(Items listed in a dataset)

* * *

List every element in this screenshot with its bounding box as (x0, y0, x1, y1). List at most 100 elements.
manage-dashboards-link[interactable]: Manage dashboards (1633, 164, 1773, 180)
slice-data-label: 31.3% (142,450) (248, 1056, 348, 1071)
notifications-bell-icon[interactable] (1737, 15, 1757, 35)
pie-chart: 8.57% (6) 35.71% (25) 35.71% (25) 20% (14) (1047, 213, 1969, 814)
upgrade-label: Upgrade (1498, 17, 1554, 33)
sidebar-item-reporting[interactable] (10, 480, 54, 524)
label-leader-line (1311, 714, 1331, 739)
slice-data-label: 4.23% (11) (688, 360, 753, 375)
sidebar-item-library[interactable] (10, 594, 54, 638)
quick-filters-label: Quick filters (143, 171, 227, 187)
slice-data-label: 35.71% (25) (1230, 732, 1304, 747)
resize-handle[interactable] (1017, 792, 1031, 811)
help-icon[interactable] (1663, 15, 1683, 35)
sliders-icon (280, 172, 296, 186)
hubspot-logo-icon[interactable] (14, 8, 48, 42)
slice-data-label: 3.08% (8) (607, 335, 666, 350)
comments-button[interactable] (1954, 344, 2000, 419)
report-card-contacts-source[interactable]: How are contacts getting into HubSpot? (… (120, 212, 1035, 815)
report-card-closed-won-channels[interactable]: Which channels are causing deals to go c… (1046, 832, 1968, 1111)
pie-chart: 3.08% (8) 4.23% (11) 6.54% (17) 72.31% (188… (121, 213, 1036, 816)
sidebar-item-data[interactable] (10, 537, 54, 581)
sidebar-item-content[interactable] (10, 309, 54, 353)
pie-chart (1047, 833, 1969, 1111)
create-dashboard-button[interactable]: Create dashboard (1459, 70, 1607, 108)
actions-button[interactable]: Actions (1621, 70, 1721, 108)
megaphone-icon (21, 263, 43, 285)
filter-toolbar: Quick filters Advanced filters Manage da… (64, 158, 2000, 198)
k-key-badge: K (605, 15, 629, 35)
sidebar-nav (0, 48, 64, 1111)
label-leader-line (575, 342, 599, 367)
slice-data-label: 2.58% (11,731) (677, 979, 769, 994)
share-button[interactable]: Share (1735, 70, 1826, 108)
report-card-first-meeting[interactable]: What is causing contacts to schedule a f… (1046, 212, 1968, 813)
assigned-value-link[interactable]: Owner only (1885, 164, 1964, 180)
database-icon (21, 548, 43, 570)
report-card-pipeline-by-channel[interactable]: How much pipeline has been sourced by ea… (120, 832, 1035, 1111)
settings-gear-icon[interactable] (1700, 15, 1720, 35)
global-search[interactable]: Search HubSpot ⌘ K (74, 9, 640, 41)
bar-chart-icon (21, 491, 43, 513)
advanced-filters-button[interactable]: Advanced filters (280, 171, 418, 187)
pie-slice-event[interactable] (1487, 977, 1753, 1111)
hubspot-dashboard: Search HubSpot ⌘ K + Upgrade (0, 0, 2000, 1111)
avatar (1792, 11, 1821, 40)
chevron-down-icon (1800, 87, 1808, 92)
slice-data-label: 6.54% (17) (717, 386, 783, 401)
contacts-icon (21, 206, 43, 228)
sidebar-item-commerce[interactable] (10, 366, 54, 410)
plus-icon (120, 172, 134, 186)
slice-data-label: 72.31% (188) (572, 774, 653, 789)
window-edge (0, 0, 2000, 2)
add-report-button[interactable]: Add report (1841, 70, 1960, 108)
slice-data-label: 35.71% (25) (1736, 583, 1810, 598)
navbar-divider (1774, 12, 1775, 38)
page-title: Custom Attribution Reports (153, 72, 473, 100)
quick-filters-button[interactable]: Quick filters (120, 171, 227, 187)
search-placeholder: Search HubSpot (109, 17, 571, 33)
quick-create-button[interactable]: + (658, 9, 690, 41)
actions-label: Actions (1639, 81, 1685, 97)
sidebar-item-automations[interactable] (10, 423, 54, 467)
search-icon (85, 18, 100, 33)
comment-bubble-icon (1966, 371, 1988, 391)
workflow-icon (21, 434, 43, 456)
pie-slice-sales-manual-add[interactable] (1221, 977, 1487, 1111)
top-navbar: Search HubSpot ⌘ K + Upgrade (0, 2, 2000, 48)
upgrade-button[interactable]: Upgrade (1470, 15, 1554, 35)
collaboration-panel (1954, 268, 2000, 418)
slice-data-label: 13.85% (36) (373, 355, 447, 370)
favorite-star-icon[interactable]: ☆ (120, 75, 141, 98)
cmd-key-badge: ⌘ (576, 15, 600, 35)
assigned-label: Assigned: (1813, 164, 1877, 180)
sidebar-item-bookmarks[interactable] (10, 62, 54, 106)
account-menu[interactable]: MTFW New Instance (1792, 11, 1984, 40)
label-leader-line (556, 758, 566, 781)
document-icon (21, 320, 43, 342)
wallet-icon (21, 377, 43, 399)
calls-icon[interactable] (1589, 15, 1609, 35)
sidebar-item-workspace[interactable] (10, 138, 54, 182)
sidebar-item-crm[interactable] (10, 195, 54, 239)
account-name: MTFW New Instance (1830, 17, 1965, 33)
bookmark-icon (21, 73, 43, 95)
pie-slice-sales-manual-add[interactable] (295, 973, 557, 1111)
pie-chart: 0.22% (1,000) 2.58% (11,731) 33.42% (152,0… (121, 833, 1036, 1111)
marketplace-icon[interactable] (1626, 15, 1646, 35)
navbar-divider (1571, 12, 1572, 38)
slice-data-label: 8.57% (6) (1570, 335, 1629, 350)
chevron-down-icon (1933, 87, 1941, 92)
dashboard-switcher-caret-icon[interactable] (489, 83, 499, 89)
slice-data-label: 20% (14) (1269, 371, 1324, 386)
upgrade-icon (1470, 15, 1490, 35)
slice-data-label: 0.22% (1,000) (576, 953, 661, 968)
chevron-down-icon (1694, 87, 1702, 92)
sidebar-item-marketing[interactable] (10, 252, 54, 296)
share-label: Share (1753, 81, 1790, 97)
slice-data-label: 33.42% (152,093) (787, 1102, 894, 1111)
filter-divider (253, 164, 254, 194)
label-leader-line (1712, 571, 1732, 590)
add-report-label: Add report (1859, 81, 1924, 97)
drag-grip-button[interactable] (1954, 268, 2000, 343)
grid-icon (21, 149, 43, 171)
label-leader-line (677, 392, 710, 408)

* * *

*To be done:*
Please rewrite the lines above, substituting "chart-value-label" for every occurrence of "slice-data-label" and keeping everything else the same.

*The answer:*
List every element in this screenshot with its bounding box as (x0, y0, x1, y1). List at most 100 elements.
manage-dashboards-link[interactable]: Manage dashboards (1633, 164, 1773, 180)
chart-value-label: 31.3% (142,450) (248, 1056, 348, 1071)
notifications-bell-icon[interactable] (1737, 15, 1757, 35)
pie-chart: 8.57% (6) 35.71% (25) 35.71% (25) 20% (14) (1047, 213, 1969, 814)
upgrade-label: Upgrade (1498, 17, 1554, 33)
sidebar-item-reporting[interactable] (10, 480, 54, 524)
label-leader-line (1311, 714, 1331, 739)
chart-value-label: 4.23% (11) (688, 360, 753, 375)
sidebar-item-library[interactable] (10, 594, 54, 638)
quick-filters-label: Quick filters (143, 171, 227, 187)
chart-value-label: 35.71% (25) (1230, 732, 1304, 747)
resize-handle[interactable] (1017, 792, 1031, 811)
help-icon[interactable] (1663, 15, 1683, 35)
sliders-icon (280, 172, 296, 186)
hubspot-logo-icon[interactable] (14, 8, 48, 42)
chart-value-label: 3.08% (8) (607, 335, 666, 350)
comments-button[interactable] (1954, 344, 2000, 419)
report-card-contacts-source[interactable]: How are contacts getting into HubSpot? (… (120, 212, 1035, 815)
report-card-closed-won-channels[interactable]: Which channels are causing deals to go c… (1046, 832, 1968, 1111)
pie-chart: 3.08% (8) 4.23% (11) 6.54% (17) 72.31% (188… (121, 213, 1036, 816)
sidebar-item-data[interactable] (10, 537, 54, 581)
sidebar-item-content[interactable] (10, 309, 54, 353)
pie-chart (1047, 833, 1969, 1111)
create-dashboard-button[interactable]: Create dashboard (1459, 70, 1607, 108)
actions-button[interactable]: Actions (1621, 70, 1721, 108)
megaphone-icon (21, 263, 43, 285)
filter-toolbar: Quick filters Advanced filters Manage da… (64, 158, 2000, 198)
k-key-badge: K (605, 15, 629, 35)
sidebar-nav (0, 48, 64, 1111)
label-leader-line (575, 342, 599, 367)
chart-value-label: 2.58% (11,731) (677, 979, 769, 994)
share-button[interactable]: Share (1735, 70, 1826, 108)
report-card-first-meeting[interactable]: What is causing contacts to schedule a f… (1046, 212, 1968, 813)
assigned-value-link[interactable]: Owner only (1885, 164, 1964, 180)
database-icon (21, 548, 43, 570)
report-card-pipeline-by-channel[interactable]: How much pipeline has been sourced by ea… (120, 832, 1035, 1111)
settings-gear-icon[interactable] (1700, 15, 1720, 35)
global-search[interactable]: Search HubSpot ⌘ K (74, 9, 640, 41)
bar-chart-icon (21, 491, 43, 513)
advanced-filters-button[interactable]: Advanced filters (280, 171, 418, 187)
pie-slice-event[interactable] (1487, 977, 1753, 1111)
hubspot-dashboard: Search HubSpot ⌘ K + Upgrade (0, 0, 2000, 1111)
avatar (1792, 11, 1821, 40)
chevron-down-icon (1800, 87, 1808, 92)
chart-value-label: 6.54% (17) (717, 386, 783, 401)
contacts-icon (21, 206, 43, 228)
sidebar-item-commerce[interactable] (10, 366, 54, 410)
plus-icon (120, 172, 134, 186)
chart-value-label: 72.31% (188) (572, 774, 653, 789)
window-edge (0, 0, 2000, 2)
add-report-button[interactable]: Add report (1841, 70, 1960, 108)
chart-value-label: 35.71% (25) (1736, 583, 1810, 598)
navbar-divider (1774, 12, 1775, 38)
page-title: Custom Attribution Reports (153, 72, 473, 100)
quick-filters-button[interactable]: Quick filters (120, 171, 227, 187)
search-placeholder: Search HubSpot (109, 17, 571, 33)
quick-create-button[interactable]: + (658, 9, 690, 41)
actions-label: Actions (1639, 81, 1685, 97)
sidebar-item-automations[interactable] (10, 423, 54, 467)
search-icon (85, 18, 100, 33)
comment-bubble-icon (1966, 371, 1988, 391)
workflow-icon (21, 434, 43, 456)
pie-slice-sales-manual-add[interactable] (1221, 977, 1487, 1111)
top-navbar: Search HubSpot ⌘ K + Upgrade (0, 2, 2000, 48)
upgrade-button[interactable]: Upgrade (1470, 15, 1554, 35)
collaboration-panel (1954, 268, 2000, 418)
chart-value-label: 13.85% (36) (373, 355, 447, 370)
favorite-star-icon[interactable]: ☆ (120, 75, 141, 98)
cmd-key-badge: ⌘ (576, 15, 600, 35)
assigned-label: Assigned: (1813, 164, 1877, 180)
sidebar-item-bookmarks[interactable] (10, 62, 54, 106)
account-menu[interactable]: MTFW New Instance (1792, 11, 1984, 40)
label-leader-line (556, 758, 566, 781)
document-icon (21, 320, 43, 342)
wallet-icon (21, 377, 43, 399)
calls-icon[interactable] (1589, 15, 1609, 35)
sidebar-item-workspace[interactable] (10, 138, 54, 182)
sidebar-item-crm[interactable] (10, 195, 54, 239)
account-name: MTFW New Instance (1830, 17, 1965, 33)
bookmark-icon (21, 73, 43, 95)
pie-slice-sales-manual-add[interactable] (295, 973, 557, 1111)
pie-chart: 0.22% (1,000) 2.58% (11,731) 33.42% (152,0… (121, 833, 1036, 1111)
marketplace-icon[interactable] (1626, 15, 1646, 35)
navbar-divider (1571, 12, 1572, 38)
chart-value-label: 8.57% (6) (1570, 335, 1629, 350)
chevron-down-icon (1933, 87, 1941, 92)
dashboard-switcher-caret-icon[interactable] (489, 83, 499, 89)
chart-value-label: 20% (14) (1269, 371, 1324, 386)
upgrade-icon (1470, 15, 1490, 35)
chart-value-label: 0.22% (1,000) (576, 953, 661, 968)
chevron-down-icon (1694, 87, 1702, 92)
sidebar-item-marketing[interactable] (10, 252, 54, 296)
share-label: Share (1753, 81, 1790, 97)
chart-value-label: 33.42% (152,093) (787, 1102, 894, 1111)
filter-divider (253, 164, 254, 194)
label-leader-line (1712, 571, 1732, 590)
add-report-label: Add report (1859, 81, 1924, 97)
drag-grip-button[interactable] (1954, 268, 2000, 343)
grid-icon (21, 149, 43, 171)
label-leader-line (677, 392, 710, 408)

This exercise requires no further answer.